### EXERCISE REQUIREMENTS
In your copy, leave out the pictures; write out all the data exactly.

* START MATERIAL TO PROCESS *

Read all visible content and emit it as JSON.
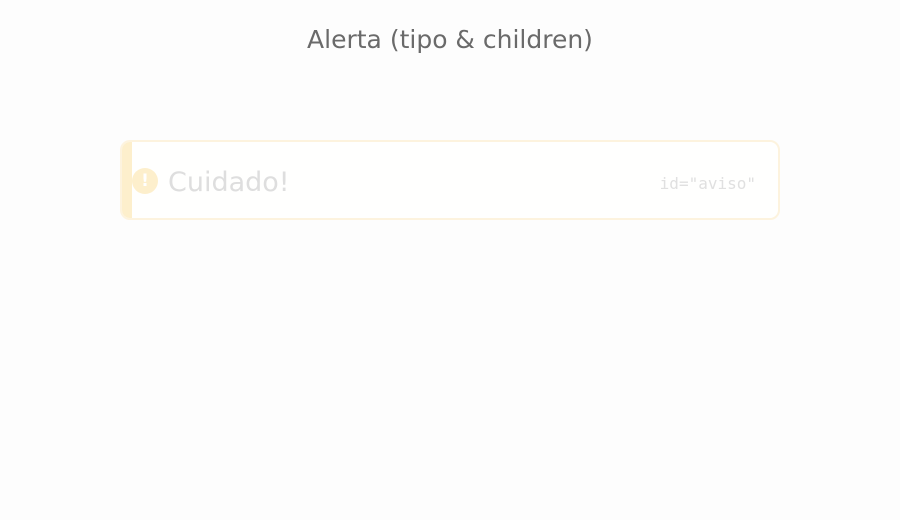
{
  "page": {
    "title": "Alerta (tipo & children)"
  },
  "alert": {
    "type": "warning",
    "icon": "exclamation-icon",
    "icon_glyph": "!",
    "message": "Cuidado!",
    "id_label": "id=\"aviso\"",
    "colors": {
      "accent": "#fdefcc",
      "border": "#fdf3de",
      "message_text": "#dedede"
    }
  }
}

* END MATERIAL TO PROCESS *

### RIGHT ANSWER
Read all visible content and emit it as JSON.
{
  "page": {
    "title": "Alerta (tipo & children)"
  },
  "alert": {
    "type": "warning",
    "icon": "exclamation-icon",
    "icon_glyph": "!",
    "message": "Cuidado!",
    "id_label": "id=\"aviso\"",
    "colors": {
      "accent": "#fdefcc",
      "border": "#fdf3de",
      "message_text": "#dedede"
    }
  }
}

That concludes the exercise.